-- Set task --
Return the lines below that carry the word "εἰδικό".

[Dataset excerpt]
--- Begin ---

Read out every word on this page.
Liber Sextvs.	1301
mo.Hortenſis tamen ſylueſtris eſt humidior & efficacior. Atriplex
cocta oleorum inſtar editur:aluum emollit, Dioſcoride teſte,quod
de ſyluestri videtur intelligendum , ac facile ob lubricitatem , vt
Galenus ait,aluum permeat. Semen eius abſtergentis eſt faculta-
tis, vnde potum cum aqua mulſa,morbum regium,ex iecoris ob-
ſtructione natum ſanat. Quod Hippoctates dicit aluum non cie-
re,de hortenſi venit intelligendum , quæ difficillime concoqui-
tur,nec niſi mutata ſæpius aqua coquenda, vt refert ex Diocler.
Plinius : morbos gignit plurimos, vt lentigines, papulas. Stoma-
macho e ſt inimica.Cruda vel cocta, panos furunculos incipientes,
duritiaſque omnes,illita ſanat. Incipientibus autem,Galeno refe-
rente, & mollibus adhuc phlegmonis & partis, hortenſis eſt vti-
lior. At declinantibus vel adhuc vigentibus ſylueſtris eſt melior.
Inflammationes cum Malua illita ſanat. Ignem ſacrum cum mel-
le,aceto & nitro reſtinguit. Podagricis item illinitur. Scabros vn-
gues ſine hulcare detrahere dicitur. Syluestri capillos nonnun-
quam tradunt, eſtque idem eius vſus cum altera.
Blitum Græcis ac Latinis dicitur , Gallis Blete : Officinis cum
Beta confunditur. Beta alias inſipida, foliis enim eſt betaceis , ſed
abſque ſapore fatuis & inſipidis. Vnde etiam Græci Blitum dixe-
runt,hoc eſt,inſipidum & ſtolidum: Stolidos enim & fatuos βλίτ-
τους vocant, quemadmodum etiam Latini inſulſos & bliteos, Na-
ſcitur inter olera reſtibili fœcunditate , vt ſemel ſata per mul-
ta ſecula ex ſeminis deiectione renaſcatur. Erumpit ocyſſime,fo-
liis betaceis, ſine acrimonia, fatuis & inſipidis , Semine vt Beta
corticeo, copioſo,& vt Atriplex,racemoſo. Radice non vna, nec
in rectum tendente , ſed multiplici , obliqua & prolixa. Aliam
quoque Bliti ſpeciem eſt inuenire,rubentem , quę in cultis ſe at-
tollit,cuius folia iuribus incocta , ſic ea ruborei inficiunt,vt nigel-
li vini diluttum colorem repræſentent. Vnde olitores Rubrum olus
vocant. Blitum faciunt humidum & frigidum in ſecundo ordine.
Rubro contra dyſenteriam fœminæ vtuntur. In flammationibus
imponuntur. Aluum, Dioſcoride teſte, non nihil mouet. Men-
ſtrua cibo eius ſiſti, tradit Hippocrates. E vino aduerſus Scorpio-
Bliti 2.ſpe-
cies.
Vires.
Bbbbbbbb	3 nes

--- End ---
--- Begin ---

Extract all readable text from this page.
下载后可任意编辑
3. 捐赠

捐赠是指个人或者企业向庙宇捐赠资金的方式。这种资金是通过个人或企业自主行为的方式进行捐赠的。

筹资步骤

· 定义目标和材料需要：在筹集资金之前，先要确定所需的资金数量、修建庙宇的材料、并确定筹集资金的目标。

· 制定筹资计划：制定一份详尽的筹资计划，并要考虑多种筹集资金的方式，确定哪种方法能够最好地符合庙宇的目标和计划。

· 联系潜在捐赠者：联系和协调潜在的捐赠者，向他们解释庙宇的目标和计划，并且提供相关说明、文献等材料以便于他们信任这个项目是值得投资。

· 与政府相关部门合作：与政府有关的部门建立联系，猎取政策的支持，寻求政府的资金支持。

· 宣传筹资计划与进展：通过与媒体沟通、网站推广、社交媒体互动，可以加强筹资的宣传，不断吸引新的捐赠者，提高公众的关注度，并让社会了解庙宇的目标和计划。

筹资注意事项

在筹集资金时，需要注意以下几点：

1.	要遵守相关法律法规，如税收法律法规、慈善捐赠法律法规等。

--- End ---
--- Begin ---

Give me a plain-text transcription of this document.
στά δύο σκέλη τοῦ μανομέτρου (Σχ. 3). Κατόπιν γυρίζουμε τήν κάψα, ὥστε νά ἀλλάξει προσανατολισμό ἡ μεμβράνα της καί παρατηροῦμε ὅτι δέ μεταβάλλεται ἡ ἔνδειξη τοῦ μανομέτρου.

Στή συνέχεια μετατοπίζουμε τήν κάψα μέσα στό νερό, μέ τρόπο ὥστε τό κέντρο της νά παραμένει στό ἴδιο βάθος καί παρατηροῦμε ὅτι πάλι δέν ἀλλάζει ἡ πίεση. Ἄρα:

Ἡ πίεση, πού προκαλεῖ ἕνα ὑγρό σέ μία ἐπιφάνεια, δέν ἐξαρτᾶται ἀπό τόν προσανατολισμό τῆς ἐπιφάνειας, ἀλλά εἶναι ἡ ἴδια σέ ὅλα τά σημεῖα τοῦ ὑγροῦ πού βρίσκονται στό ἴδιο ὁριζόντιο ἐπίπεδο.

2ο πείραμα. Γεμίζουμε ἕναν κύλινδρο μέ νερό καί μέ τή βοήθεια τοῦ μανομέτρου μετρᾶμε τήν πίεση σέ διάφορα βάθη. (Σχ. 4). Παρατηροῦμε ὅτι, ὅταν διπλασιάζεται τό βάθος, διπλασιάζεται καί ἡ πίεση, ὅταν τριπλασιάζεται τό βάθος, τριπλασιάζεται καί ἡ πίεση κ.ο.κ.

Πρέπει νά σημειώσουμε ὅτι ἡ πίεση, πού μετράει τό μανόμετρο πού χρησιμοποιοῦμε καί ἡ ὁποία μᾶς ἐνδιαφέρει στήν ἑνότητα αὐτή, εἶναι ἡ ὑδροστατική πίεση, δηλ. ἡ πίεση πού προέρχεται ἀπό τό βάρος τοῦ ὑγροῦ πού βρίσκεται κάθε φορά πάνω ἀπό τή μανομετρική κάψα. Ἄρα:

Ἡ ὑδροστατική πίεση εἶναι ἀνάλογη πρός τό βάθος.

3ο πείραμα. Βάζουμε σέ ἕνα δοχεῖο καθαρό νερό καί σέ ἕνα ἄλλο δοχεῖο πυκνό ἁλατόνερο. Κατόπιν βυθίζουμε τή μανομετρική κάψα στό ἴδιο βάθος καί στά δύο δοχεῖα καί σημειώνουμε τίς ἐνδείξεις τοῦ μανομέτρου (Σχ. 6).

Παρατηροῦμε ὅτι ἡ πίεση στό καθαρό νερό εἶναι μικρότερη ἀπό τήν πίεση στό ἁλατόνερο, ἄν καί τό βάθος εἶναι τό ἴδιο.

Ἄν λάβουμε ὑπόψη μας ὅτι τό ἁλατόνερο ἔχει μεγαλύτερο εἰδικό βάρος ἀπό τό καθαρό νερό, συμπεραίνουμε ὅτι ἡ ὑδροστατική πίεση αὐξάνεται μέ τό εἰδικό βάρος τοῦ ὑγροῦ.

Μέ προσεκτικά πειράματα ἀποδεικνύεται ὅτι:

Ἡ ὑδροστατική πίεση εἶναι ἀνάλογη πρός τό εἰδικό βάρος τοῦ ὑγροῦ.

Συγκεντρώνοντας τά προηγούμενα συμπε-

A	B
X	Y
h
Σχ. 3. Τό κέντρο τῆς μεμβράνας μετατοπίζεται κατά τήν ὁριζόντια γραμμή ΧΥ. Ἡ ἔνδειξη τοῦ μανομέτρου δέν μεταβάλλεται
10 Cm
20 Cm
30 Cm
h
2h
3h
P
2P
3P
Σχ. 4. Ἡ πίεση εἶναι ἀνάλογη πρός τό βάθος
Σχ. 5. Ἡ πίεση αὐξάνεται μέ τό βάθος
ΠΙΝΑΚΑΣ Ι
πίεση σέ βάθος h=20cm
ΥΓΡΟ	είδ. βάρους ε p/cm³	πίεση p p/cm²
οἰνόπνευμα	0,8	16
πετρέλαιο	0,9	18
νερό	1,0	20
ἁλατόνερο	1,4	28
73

--- End ---

-- Exercise output --
Ἄν λάβουμε ὑπόψη μας ὅτι τό ἁλατόνερο ἔχει μεγαλύτερο εἰδικό βάρος ἀπό τό καθαρό νερό, συμπεραίνουμε ὅτι ἡ ὑδροστατική πίεση αὐξάνεται μέ τό εἰδικό βάρος τοῦ ὑγροῦ.
Ἡ ὑδροστατική πίεση εἶναι ἀνάλογη πρός τό εἰδικό βάρος τοῦ ὑγροῦ.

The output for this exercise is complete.